→ **Set task**
Every entry should be repeated exactly. Omit the pictures.

● ● ● ●

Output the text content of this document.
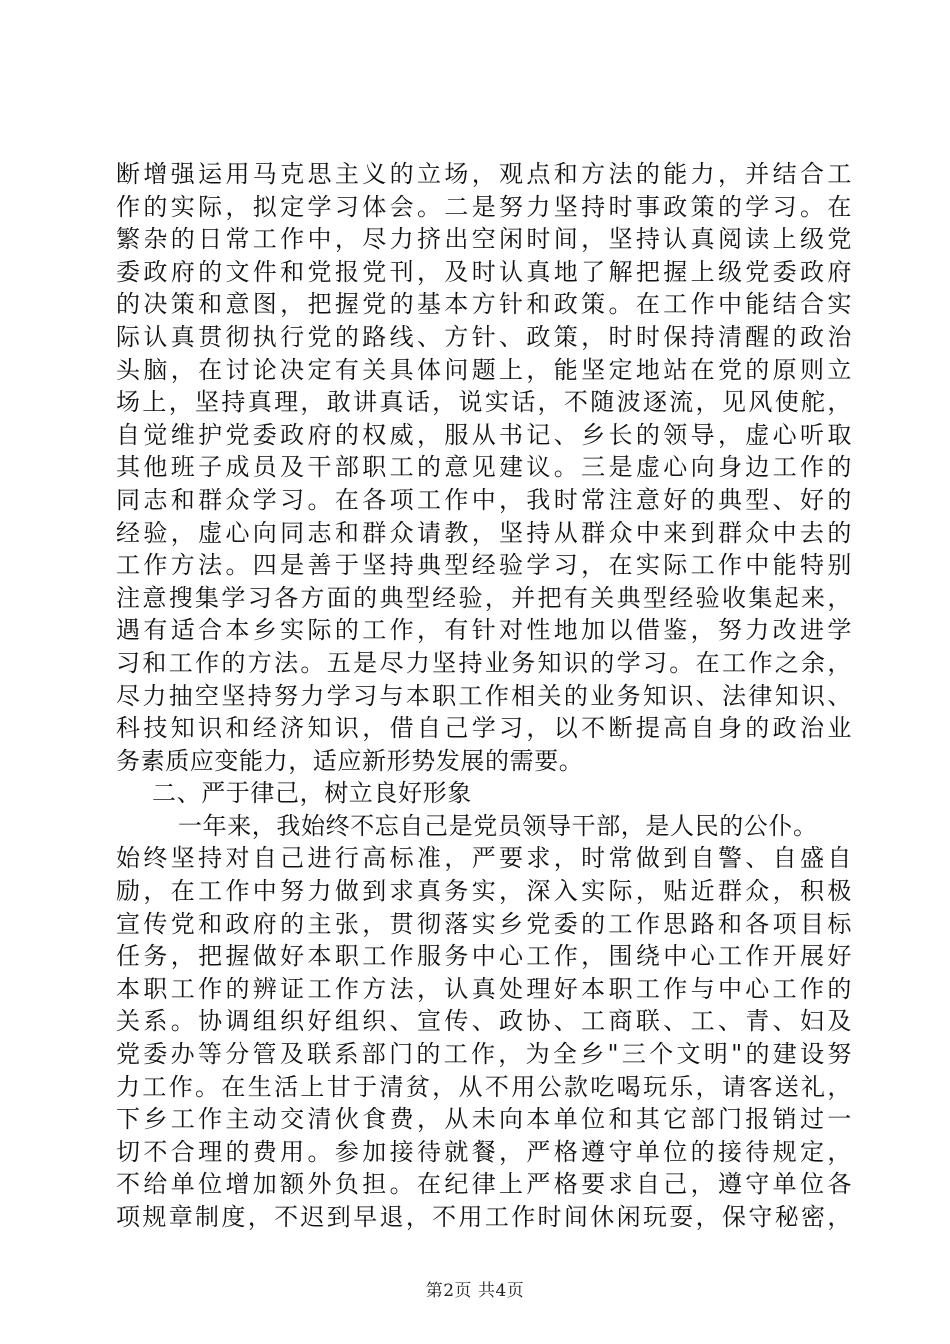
断增强运用马克思主义的立场，观点和方法的能力，并结合工
作的实际，拟定学习体会。二是努力坚持时事政策的学习。在
繁杂的日常工作中，尽力挤出空闲时间，坚持认真阅读上级党
委政府的文件和党报党刊，及时认真地了解把握上级党委政府
的决策和意图，把握党的基本方针和政策。在工作中能结合实
际认真贯彻执行党的路线、方针、政策，时时保持清醒的政治
头脑，在讨论决定有关具体问题上，能坚定地站在党的原则立
场上，坚持真理，敢讲真话，说实话，不随波逐流，见风使舵，
自觉维护党委政府的权威，服从书记、乡长的领导，虚心听取
其他班子成员及干部职工的意见建议。三是虚心向身边工作的
同志和群众学习。在各项工作中，我时常注意好的典型、好的
经验，虚心向同志和群众请教，坚持从群众中来到群众中去的
工作方法。四是善于坚持典型经验学习，在实际工作中能特别
注意搜集学习各方面的典型经验，并把有关典型经验收集起来，
遇有适合本乡实际的工作，有针对性地加以借鉴，努力改进学
习和工作的方法。五是尽力坚持业务知识的学习。在工作之余，
尽力抽空坚持努力学习与本职工作相关的业务知识、法律知识、
科技知识和经济知识，借自己学习，以不断提高自身的政治业
务素质应变能力，适应新形势发展的需要。
二、严于律己，树立良好形象
一年来，我始终不忘自己是党员领导干部，是人民的公仆。
始终坚持对自己进行高标准，严要求，时常做到自警、自盛自
励，在工作中努力做到求真务实，深入实际，贴近群众，积极
宣传党和政府的主张，贯彻落实乡党委的工作思路和各项目标
任务，把握做好本职工作服务中心工作，围绕中心工作开展好
本职工作的辨证工作方法，认真处理好本职工作与中心工作的
关系。协调组织好组织、宣传、政协、工商联、工、青、妇及
党委办等分管及联系部门的工作，为全乡"三个文明"的建设努
力工作。在生活上甘于清贫，从不用公款吃喝玩乐，请客送礼，
下乡工作主动交清伙食费，从未向本单位和其它部门报销过一
切不合理的费用。参加接待就餐，严格遵守单位的接待规定，
不给单位增加额外负担。在纪律上严格要求自己，遵守单位各
项规章制度，不迟到早退，不用工作时间休闲玩耍，保守秘密，
第2页 共4页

● ● ● ●

→ **Output**
Output the text content of this document.
断增强运用马克思主义的立场，观点和方法的能力，并结合工
作的实际，拟定学习体会。二是努力坚持时事政策的学习。在
繁杂的日常工作中，尽力挤出空闲时间，坚持认真阅读上级党
委政府的文件和党报党刊，及时认真地了解把握上级党委政府
的决策和意图，把握党的基本方针和政策。在工作中能结合实
际认真贯彻执行党的路线、方针、政策，时时保持清醒的政治
头脑，在讨论决定有关具体问题上，能坚定地站在党的原则立
场上，坚持真理，敢讲真话，说实话，不随波逐流，见风使舵，
自觉维护党委政府的权威，服从书记、乡长的领导，虚心听取
其他班子成员及干部职工的意见建议。三是虚心向身边工作的
同志和群众学习。在各项工作中，我时常注意好的典型、好的
经验，虚心向同志和群众请教，坚持从群众中来到群众中去的
工作方法。四是善于坚持典型经验学习，在实际工作中能特别
注意搜集学习各方面的典型经验，并把有关典型经验收集起来，
遇有适合本乡实际的工作，有针对性地加以借鉴，努力改进学
习和工作的方法。五是尽力坚持业务知识的学习。在工作之余，
尽力抽空坚持努力学习与本职工作相关的业务知识、法律知识、
科技知识和经济知识，借自己学习，以不断提高自身的政治业
务素质应变能力，适应新形势发展的需要。
二、严于律己，树立良好形象
一年来，我始终不忘自己是党员领导干部，是人民的公仆。
始终坚持对自己进行高标准，严要求，时常做到自警、自盛自
励，在工作中努力做到求真务实，深入实际，贴近群众，积极
宣传党和政府的主张，贯彻落实乡党委的工作思路和各项目标
任务，把握做好本职工作服务中心工作，围绕中心工作开展好
本职工作的辨证工作方法，认真处理好本职工作与中心工作的
关系。协调组织好组织、宣传、政协、工商联、工、青、妇及
党委办等分管及联系部门的工作，为全乡"三个文明"的建设努
力工作。在生活上甘于清贫，从不用公款吃喝玩乐，请客送礼，
下乡工作主动交清伙食费，从未向本单位和其它部门报销过一
切不合理的费用。参加接待就餐，严格遵守单位的接待规定，
不给单位增加额外负担。在纪律上严格要求自己，遵守单位各
项规章制度，不迟到早退，不用工作时间休闲玩耍，保守秘密，
第2页 共4页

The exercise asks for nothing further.